----- Material -----
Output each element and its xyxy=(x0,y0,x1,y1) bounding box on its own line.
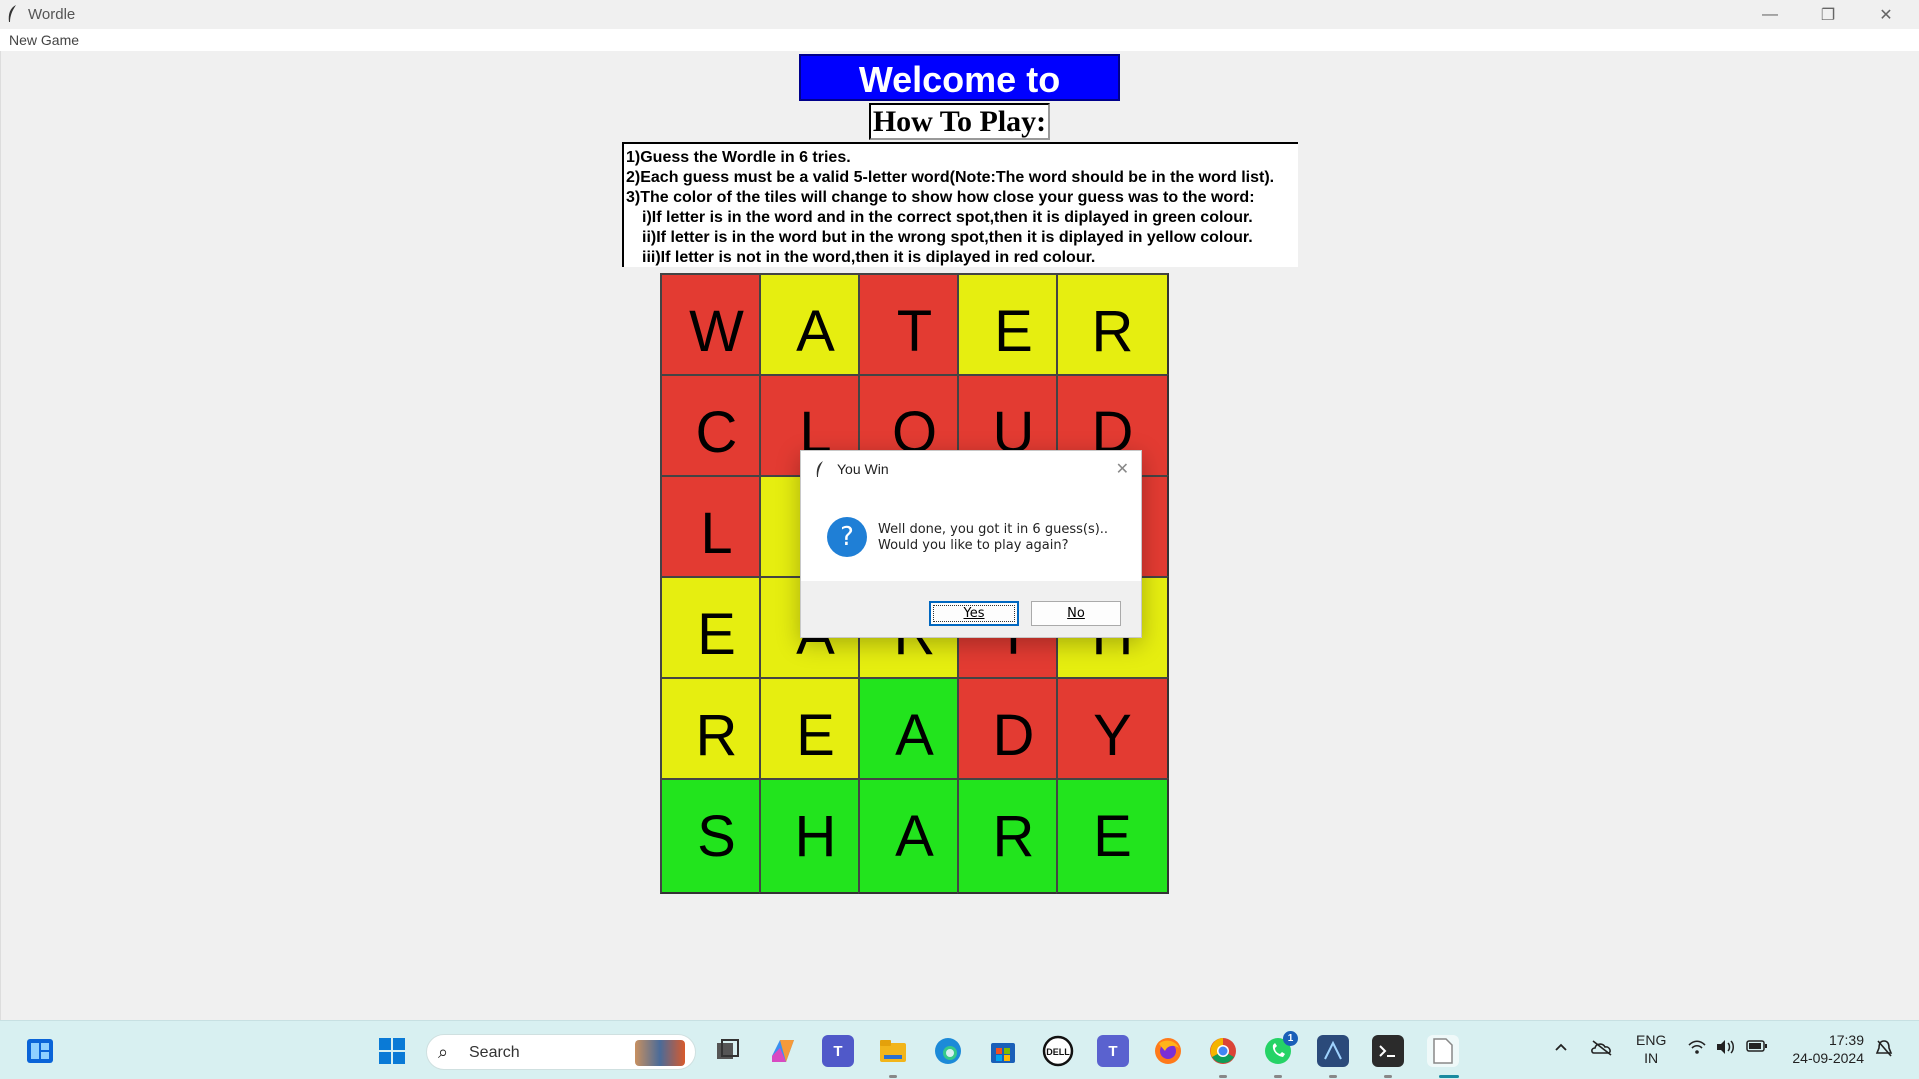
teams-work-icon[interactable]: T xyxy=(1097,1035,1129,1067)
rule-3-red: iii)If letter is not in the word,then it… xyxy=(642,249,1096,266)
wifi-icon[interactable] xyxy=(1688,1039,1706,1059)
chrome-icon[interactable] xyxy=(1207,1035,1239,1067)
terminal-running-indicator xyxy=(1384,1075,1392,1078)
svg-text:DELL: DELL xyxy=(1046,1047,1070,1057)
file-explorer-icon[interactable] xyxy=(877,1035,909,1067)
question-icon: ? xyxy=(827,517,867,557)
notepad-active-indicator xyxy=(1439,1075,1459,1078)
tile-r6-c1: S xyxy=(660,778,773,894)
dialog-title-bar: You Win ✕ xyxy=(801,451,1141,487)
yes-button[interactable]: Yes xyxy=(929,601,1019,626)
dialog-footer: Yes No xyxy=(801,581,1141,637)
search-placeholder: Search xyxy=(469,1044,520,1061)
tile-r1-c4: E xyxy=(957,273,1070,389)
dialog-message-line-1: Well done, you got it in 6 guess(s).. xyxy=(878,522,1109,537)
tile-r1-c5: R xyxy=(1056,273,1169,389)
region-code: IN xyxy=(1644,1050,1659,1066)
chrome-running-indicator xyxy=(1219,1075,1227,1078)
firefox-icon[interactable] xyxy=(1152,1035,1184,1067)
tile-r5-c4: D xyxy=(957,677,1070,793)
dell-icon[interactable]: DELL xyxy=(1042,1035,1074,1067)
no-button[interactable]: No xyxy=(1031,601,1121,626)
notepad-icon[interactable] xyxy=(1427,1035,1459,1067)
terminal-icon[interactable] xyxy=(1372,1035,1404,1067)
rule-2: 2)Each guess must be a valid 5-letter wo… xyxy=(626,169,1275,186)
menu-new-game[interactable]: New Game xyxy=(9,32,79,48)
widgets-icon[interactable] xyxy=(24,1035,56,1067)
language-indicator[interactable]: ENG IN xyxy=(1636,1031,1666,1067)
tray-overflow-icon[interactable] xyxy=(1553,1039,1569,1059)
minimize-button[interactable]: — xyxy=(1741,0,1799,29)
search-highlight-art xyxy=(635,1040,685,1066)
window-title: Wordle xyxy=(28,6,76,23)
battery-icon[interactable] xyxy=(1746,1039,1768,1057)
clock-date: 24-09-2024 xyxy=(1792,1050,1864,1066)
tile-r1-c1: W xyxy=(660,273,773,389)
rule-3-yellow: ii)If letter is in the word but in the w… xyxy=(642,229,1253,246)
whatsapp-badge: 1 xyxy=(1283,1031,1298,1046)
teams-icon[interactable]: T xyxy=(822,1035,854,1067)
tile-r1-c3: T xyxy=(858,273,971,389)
-----
Request >> Repeat every one of the lines above verbatim, leaving out the pictures.

Answer for the task >>
Output each element and its xyxy=(x0,y0,x1,y1) bounding box on its own line.
teams-work-icon[interactable]: T xyxy=(1097,1035,1129,1067)
rule-3-red: iii)If letter is not in the word,then it… xyxy=(642,249,1096,266)
wifi-icon[interactable] xyxy=(1688,1039,1706,1059)
chrome-icon[interactable] xyxy=(1207,1035,1239,1067)
terminal-running-indicator xyxy=(1384,1075,1392,1078)
svg-text:DELL: DELL xyxy=(1046,1047,1070,1057)
file-explorer-icon[interactable] xyxy=(877,1035,909,1067)
question-icon: ? xyxy=(827,517,867,557)
notepad-active-indicator xyxy=(1439,1075,1459,1078)
tile-r6-c1: S xyxy=(660,778,773,894)
dialog-title-bar: You Win ✕ xyxy=(801,451,1141,487)
yes-button[interactable]: Yes xyxy=(929,601,1019,626)
dialog-footer: Yes No xyxy=(801,581,1141,637)
search-placeholder: Search xyxy=(469,1044,520,1061)
tile-r1-c4: E xyxy=(957,273,1070,389)
dialog-message-line-1: Well done, you got it in 6 guess(s).. xyxy=(878,522,1109,537)
tile-r1-c5: R xyxy=(1056,273,1169,389)
region-code: IN xyxy=(1644,1050,1659,1066)
chrome-running-indicator xyxy=(1219,1075,1227,1078)
firefox-icon[interactable] xyxy=(1152,1035,1184,1067)
tile-r5-c4: D xyxy=(957,677,1070,793)
dell-icon[interactable]: DELL xyxy=(1042,1035,1074,1067)
no-button[interactable]: No xyxy=(1031,601,1121,626)
notepad-icon[interactable] xyxy=(1427,1035,1459,1067)
terminal-icon[interactable] xyxy=(1372,1035,1404,1067)
rule-2: 2)Each guess must be a valid 5-letter wo… xyxy=(626,169,1275,186)
menu-new-game[interactable]: New Game xyxy=(9,32,79,48)
widgets-icon[interactable] xyxy=(24,1035,56,1067)
language-indicator[interactable]: ENG IN xyxy=(1636,1031,1666,1067)
tray-overflow-icon[interactable] xyxy=(1553,1039,1569,1059)
minimize-button[interactable]: — xyxy=(1741,0,1799,29)
search-highlight-art xyxy=(635,1040,685,1066)
window-title: Wordle xyxy=(28,6,76,23)
battery-icon[interactable] xyxy=(1746,1039,1768,1057)
clock-date: 24-09-2024 xyxy=(1792,1050,1864,1066)
tile-r1-c1: W xyxy=(660,273,773,389)
rule-3-yellow: ii)If letter is in the word but in the w… xyxy=(642,229,1253,246)
whatsapp-badge: 1 xyxy=(1283,1031,1298,1046)
teams-icon[interactable]: T xyxy=(822,1035,854,1067)
tile-r1-c3: T xyxy=(858,273,971,389)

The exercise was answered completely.